• Work to do
Without altering anything, repeat each of the records.

• Information supplied
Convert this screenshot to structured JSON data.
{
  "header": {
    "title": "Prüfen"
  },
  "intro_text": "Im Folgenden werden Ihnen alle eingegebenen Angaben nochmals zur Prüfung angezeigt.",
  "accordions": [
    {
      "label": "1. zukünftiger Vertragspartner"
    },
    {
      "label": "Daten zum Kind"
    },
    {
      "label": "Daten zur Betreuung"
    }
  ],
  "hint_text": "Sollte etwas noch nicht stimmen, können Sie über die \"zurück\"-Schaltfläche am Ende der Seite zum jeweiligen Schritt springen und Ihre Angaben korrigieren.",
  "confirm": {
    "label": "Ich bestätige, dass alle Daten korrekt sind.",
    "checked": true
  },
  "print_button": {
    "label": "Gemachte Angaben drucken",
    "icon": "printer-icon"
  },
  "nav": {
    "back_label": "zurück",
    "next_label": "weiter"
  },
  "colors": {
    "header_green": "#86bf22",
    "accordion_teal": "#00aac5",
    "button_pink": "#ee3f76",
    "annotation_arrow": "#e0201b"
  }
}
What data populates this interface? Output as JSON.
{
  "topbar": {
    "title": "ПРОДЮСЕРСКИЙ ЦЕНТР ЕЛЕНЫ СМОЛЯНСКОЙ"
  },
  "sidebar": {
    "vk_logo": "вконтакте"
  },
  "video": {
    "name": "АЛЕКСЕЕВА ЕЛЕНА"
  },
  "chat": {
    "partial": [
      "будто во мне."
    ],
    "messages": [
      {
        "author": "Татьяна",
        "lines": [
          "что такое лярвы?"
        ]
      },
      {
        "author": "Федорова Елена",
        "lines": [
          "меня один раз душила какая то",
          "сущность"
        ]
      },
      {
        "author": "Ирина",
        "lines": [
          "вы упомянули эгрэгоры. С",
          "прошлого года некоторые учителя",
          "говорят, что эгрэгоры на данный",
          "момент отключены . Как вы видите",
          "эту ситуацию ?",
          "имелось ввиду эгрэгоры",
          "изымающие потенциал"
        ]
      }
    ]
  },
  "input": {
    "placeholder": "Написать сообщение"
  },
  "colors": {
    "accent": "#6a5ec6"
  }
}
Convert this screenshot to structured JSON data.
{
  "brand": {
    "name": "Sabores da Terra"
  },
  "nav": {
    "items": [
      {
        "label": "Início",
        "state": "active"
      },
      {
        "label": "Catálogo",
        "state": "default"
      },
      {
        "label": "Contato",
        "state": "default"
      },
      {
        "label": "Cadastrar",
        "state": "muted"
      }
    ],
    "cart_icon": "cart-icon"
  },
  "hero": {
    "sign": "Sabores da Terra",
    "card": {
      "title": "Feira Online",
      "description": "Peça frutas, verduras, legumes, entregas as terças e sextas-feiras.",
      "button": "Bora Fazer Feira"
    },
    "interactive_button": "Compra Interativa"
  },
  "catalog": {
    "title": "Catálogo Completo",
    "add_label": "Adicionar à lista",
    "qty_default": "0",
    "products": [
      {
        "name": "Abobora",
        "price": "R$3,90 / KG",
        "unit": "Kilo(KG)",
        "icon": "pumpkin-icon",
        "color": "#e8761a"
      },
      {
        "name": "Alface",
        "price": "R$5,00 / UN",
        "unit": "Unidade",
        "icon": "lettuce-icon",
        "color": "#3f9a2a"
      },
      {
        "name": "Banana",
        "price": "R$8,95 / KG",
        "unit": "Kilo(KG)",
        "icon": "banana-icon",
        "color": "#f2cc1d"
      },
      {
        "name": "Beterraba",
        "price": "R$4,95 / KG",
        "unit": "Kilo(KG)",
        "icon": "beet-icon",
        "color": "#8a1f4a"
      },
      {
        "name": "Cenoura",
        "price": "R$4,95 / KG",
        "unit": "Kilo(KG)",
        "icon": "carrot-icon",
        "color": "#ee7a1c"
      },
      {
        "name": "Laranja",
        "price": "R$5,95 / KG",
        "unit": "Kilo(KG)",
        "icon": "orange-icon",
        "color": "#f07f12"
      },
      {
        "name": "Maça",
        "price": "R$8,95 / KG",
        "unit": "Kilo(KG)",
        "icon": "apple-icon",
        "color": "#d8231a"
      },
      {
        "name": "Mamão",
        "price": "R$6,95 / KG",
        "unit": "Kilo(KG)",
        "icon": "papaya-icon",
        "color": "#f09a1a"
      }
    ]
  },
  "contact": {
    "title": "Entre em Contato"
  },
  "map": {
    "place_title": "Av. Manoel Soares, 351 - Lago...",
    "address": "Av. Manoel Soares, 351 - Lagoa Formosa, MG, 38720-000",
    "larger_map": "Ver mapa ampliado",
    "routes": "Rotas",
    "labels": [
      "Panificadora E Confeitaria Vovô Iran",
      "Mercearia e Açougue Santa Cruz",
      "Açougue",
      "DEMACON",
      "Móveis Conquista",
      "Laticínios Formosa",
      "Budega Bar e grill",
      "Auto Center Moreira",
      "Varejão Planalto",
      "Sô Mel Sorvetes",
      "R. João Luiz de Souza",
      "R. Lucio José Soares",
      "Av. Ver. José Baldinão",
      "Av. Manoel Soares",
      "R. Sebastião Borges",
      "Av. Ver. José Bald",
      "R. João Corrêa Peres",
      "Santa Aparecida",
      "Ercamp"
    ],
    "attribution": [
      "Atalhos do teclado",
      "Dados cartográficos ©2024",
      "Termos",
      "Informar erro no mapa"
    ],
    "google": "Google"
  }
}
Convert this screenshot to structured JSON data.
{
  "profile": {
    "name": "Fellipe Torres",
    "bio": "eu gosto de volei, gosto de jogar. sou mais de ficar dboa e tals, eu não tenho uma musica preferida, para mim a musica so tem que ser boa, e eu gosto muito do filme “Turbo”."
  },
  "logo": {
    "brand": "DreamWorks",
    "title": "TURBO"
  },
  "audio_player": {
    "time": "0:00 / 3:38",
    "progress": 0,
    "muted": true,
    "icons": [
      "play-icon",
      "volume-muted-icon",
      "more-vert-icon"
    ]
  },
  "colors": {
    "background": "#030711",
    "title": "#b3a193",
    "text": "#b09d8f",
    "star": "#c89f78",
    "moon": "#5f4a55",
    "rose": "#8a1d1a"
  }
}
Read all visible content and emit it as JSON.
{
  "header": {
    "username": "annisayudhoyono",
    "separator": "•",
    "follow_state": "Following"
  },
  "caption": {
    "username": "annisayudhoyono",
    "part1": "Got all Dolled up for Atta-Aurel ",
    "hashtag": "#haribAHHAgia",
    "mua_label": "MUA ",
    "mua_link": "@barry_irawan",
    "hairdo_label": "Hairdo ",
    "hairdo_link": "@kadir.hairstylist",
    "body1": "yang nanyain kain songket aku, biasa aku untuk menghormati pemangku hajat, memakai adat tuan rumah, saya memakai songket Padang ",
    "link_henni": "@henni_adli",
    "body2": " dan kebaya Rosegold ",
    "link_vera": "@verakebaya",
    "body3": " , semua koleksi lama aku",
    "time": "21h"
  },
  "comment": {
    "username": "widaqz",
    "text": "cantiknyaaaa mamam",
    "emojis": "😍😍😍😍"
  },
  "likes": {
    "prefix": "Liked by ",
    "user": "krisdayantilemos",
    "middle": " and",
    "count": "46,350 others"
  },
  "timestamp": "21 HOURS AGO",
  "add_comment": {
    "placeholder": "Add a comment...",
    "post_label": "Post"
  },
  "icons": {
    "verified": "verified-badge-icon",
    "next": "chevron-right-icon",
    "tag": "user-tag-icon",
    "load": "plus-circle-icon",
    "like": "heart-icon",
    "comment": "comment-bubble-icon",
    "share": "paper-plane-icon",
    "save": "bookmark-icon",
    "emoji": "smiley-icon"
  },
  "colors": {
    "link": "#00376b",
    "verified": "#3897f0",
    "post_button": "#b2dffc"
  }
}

• Complete output
Convert this screenshot to structured JSON data.
{
  "header": {
    "title": "Prüfen"
  },
  "intro_text": "Im Folgenden werden Ihnen alle eingegebenen Angaben nochmals zur Prüfung angezeigt.",
  "accordions": [
    {
      "label": "1. zukünftiger Vertragspartner"
    },
    {
      "label": "Daten zum Kind"
    },
    {
      "label": "Daten zur Betreuung"
    }
  ],
  "hint_text": "Sollte etwas noch nicht stimmen, können Sie über die \"zurück\"-Schaltfläche am Ende der Seite zum jeweiligen Schritt springen und Ihre Angaben korrigieren.",
  "confirm": {
    "label": "Ich bestätige, dass alle Daten korrekt sind.",
    "checked": true
  },
  "print_button": {
    "label": "Gemachte Angaben drucken",
    "icon": "printer-icon"
  },
  "nav": {
    "back_label": "zurück",
    "next_label": "weiter"
  },
  "colors": {
    "header_green": "#86bf22",
    "accordion_teal": "#00aac5",
    "button_pink": "#ee3f76",
    "annotation_arrow": "#e0201b"
  }
}
What data populates this interface? Output as JSON.
{
  "topbar": {
    "title": "ПРОДЮСЕРСКИЙ ЦЕНТР ЕЛЕНЫ СМОЛЯНСКОЙ"
  },
  "sidebar": {
    "vk_logo": "вконтакте"
  },
  "video": {
    "name": "АЛЕКСЕЕВА ЕЛЕНА"
  },
  "chat": {
    "partial": [
      "будто во мне."
    ],
    "messages": [
      {
        "author": "Татьяна",
        "lines": [
          "что такое лярвы?"
        ]
      },
      {
        "author": "Федорова Елена",
        "lines": [
          "меня один раз душила какая то",
          "сущность"
        ]
      },
      {
        "author": "Ирина",
        "lines": [
          "вы упомянули эгрэгоры. С",
          "прошлого года некоторые учителя",
          "говорят, что эгрэгоры на данный",
          "момент отключены . Как вы видите",
          "эту ситуацию ?",
          "имелось ввиду эгрэгоры",
          "изымающие потенциал"
        ]
      }
    ]
  },
  "input": {
    "placeholder": "Написать сообщение"
  },
  "colors": {
    "accent": "#6a5ec6"
  }
}
Convert this screenshot to structured JSON data.
{
  "brand": {
    "name": "Sabores da Terra"
  },
  "nav": {
    "items": [
      {
        "label": "Início",
        "state": "active"
      },
      {
        "label": "Catálogo",
        "state": "default"
      },
      {
        "label": "Contato",
        "state": "default"
      },
      {
        "label": "Cadastrar",
        "state": "muted"
      }
    ],
    "cart_icon": "cart-icon"
  },
  "hero": {
    "sign": "Sabores da Terra",
    "card": {
      "title": "Feira Online",
      "description": "Peça frutas, verduras, legumes, entregas as terças e sextas-feiras.",
      "button": "Bora Fazer Feira"
    },
    "interactive_button": "Compra Interativa"
  },
  "catalog": {
    "title": "Catálogo Completo",
    "add_label": "Adicionar à lista",
    "qty_default": "0",
    "products": [
      {
        "name": "Abobora",
        "price": "R$3,90 / KG",
        "unit": "Kilo(KG)",
        "icon": "pumpkin-icon",
        "color": "#e8761a"
      },
      {
        "name": "Alface",
        "price": "R$5,00 / UN",
        "unit": "Unidade",
        "icon": "lettuce-icon",
        "color": "#3f9a2a"
      },
      {
        "name": "Banana",
        "price": "R$8,95 / KG",
        "unit": "Kilo(KG)",
        "icon": "banana-icon",
        "color": "#f2cc1d"
      },
      {
        "name": "Beterraba",
        "price": "R$4,95 / KG",
        "unit": "Kilo(KG)",
        "icon": "beet-icon",
        "color": "#8a1f4a"
      },
      {
        "name": "Cenoura",
        "price": "R$4,95 / KG",
        "unit": "Kilo(KG)",
        "icon": "carrot-icon",
        "color": "#ee7a1c"
      },
      {
        "name": "Laranja",
        "price": "R$5,95 / KG",
        "unit": "Kilo(KG)",
        "icon": "orange-icon",
        "color": "#f07f12"
      },
      {
        "name": "Maça",
        "price": "R$8,95 / KG",
        "unit": "Kilo(KG)",
        "icon": "apple-icon",
        "color": "#d8231a"
      },
      {
        "name": "Mamão",
        "price": "R$6,95 / KG",
        "unit": "Kilo(KG)",
        "icon": "papaya-icon",
        "color": "#f09a1a"
      }
    ]
  },
  "contact": {
    "title": "Entre em Contato"
  },
  "map": {
    "place_title": "Av. Manoel Soares, 351 - Lago...",
    "address": "Av. Manoel Soares, 351 - Lagoa Formosa, MG, 38720-000",
    "larger_map": "Ver mapa ampliado",
    "routes": "Rotas",
    "labels": [
      "Panificadora E Confeitaria Vovô Iran",
      "Mercearia e Açougue Santa Cruz",
      "Açougue",
      "DEMACON",
      "Móveis Conquista",
      "Laticínios Formosa",
      "Budega Bar e grill",
      "Auto Center Moreira",
      "Varejão Planalto",
      "Sô Mel Sorvetes",
      "R. João Luiz de Souza",
      "R. Lucio José Soares",
      "Av. Ver. José Baldinão",
      "Av. Manoel Soares",
      "R. Sebastião Borges",
      "Av. Ver. José Bald",
      "R. João Corrêa Peres",
      "Santa Aparecida",
      "Ercamp"
    ],
    "attribution": [
      "Atalhos do teclado",
      "Dados cartográficos ©2024",
      "Termos",
      "Informar erro no mapa"
    ],
    "google": "Google"
  }
}
Convert this screenshot to structured JSON data.
{
  "profile": {
    "name": "Fellipe Torres",
    "bio": "eu gosto de volei, gosto de jogar. sou mais de ficar dboa e tals, eu não tenho uma musica preferida, para mim a musica so tem que ser boa, e eu gosto muito do filme “Turbo”."
  },
  "logo": {
    "brand": "DreamWorks",
    "title": "TURBO"
  },
  "audio_player": {
    "time": "0:00 / 3:38",
    "progress": 0,
    "muted": true,
    "icons": [
      "play-icon",
      "volume-muted-icon",
      "more-vert-icon"
    ]
  },
  "colors": {
    "background": "#030711",
    "title": "#b3a193",
    "text": "#b09d8f",
    "star": "#c89f78",
    "moon": "#5f4a55",
    "rose": "#8a1d1a"
  }
}
Read all visible content and emit it as JSON.
{
  "header": {
    "username": "annisayudhoyono",
    "separator": "•",
    "follow_state": "Following"
  },
  "caption": {
    "username": "annisayudhoyono",
    "part1": "Got all Dolled up for Atta-Aurel ",
    "hashtag": "#haribAHHAgia",
    "mua_label": "MUA ",
    "mua_link": "@barry_irawan",
    "hairdo_label": "Hairdo ",
    "hairdo_link": "@kadir.hairstylist",
    "body1": "yang nanyain kain songket aku, biasa aku untuk menghormati pemangku hajat, memakai adat tuan rumah, saya memakai songket Padang ",
    "link_henni": "@henni_adli",
    "body2": " dan kebaya Rosegold ",
    "link_vera": "@verakebaya",
    "body3": " , semua koleksi lama aku",
    "time": "21h"
  },
  "comment": {
    "username": "widaqz",
    "text": "cantiknyaaaa mamam",
    "emojis": "😍😍😍😍"
  },
  "likes": {
    "prefix": "Liked by ",
    "user": "krisdayantilemos",
    "middle": " and",
    "count": "46,350 others"
  },
  "timestamp": "21 HOURS AGO",
  "add_comment": {
    "placeholder": "Add a comment...",
    "post_label": "Post"
  },
  "icons": {
    "verified": "verified-badge-icon",
    "next": "chevron-right-icon",
    "tag": "user-tag-icon",
    "load": "plus-circle-icon",
    "like": "heart-icon",
    "comment": "comment-bubble-icon",
    "share": "paper-plane-icon",
    "save": "bookmark-icon",
    "emoji": "smiley-icon"
  },
  "colors": {
    "link": "#00376b",
    "verified": "#3897f0",
    "post_button": "#b2dffc"
  }
}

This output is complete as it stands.